To be done » Every line containing the word "ไหมคร" needs to be found and copied.

--- Start of Records for the task ---

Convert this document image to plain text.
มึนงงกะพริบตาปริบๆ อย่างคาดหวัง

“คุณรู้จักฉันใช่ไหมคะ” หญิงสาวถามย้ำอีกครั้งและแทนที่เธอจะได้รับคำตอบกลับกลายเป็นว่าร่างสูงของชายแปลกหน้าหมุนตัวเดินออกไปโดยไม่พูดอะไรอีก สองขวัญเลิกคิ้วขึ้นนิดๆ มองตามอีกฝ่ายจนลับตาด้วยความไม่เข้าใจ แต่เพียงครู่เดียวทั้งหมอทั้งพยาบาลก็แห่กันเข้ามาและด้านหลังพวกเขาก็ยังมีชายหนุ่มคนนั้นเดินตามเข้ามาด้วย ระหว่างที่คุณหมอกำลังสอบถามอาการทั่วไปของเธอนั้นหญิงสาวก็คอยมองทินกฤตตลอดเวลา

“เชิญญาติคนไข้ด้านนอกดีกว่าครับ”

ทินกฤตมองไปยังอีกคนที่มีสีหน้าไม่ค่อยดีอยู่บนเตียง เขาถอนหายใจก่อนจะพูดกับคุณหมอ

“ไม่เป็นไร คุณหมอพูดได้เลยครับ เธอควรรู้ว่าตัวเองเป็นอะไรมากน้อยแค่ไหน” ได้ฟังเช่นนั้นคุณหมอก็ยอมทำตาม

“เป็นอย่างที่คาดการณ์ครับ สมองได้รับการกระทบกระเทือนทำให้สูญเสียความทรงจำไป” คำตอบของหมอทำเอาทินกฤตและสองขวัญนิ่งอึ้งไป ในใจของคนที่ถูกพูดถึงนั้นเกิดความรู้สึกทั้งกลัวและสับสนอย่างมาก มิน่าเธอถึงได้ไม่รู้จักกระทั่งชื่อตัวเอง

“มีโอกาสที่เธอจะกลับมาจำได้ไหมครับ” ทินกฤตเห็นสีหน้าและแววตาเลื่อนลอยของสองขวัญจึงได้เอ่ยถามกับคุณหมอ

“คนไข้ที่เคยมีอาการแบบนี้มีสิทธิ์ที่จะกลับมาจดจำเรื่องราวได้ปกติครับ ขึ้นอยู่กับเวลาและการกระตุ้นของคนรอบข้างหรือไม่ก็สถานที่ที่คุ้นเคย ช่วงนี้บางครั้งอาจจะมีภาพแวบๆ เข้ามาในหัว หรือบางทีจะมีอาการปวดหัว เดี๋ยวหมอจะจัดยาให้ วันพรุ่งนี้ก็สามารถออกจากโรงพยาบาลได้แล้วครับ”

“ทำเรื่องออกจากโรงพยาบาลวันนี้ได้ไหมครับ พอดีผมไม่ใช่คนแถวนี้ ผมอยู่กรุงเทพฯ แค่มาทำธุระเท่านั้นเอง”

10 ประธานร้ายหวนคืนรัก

--- End of Records for the task ---

Exercise response »
“มีโอกาสที่เธอจะกลับมาจำได้ไหมครับ” ทินกฤตเห็นสีหน้าและแววตาเลื่อนลอยของสองขวัญจึงได้เอ่ยถามกับคุณหมอ
“ทำเรื่องออกจากโรงพยาบาลวันนี้ได้ไหมครับ พอดีผมไม่ใช่คนแถวนี้ ผมอยู่กรุงเทพฯ แค่มาทำธุระเท่านั้นเอง”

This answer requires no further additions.